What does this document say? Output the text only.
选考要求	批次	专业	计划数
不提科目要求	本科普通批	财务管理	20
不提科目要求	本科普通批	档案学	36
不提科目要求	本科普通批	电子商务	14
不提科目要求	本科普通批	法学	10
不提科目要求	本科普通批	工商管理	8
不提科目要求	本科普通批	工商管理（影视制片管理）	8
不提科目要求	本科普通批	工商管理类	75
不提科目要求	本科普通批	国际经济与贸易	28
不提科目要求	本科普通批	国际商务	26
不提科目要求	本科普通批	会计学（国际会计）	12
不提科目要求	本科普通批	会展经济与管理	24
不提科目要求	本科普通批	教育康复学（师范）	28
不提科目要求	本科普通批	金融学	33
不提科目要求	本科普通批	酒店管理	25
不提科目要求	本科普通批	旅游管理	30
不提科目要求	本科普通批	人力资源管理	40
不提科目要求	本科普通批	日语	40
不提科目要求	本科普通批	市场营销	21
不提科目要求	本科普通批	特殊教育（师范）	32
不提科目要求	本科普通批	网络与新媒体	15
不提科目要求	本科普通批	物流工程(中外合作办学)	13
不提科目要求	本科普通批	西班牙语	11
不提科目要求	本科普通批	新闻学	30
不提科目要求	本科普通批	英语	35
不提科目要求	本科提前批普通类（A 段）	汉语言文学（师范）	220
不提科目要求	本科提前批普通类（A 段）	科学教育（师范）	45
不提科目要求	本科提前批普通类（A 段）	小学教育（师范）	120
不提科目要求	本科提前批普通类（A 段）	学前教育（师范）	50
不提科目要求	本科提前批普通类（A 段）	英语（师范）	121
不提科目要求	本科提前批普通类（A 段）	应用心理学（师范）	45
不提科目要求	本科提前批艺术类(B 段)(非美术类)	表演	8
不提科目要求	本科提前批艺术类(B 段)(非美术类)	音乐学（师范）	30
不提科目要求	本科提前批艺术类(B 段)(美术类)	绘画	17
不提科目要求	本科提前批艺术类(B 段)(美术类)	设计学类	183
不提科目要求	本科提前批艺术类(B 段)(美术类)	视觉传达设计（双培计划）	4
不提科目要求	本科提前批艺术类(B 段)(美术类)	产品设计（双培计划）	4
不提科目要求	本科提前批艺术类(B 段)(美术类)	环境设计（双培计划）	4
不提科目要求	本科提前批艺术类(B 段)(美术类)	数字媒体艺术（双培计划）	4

══════

EXERCISE REQUIREMENTS:
Copy each line above where the string "双培计划" occurs.

COMPLETED EXERCISE:
不提科目要求	本科提前批艺术类(B 段)(美术类)	视觉传达设计（双培计划）	4
不提科目要求	本科提前批艺术类(B 段)(美术类)	产品设计（双培计划）	4
不提科目要求	本科提前批艺术类(B 段)(美术类)	环境设计（双培计划）	4
不提科目要求	本科提前批艺术类(B 段)(美术类)	数字媒体艺术（双培计划）	4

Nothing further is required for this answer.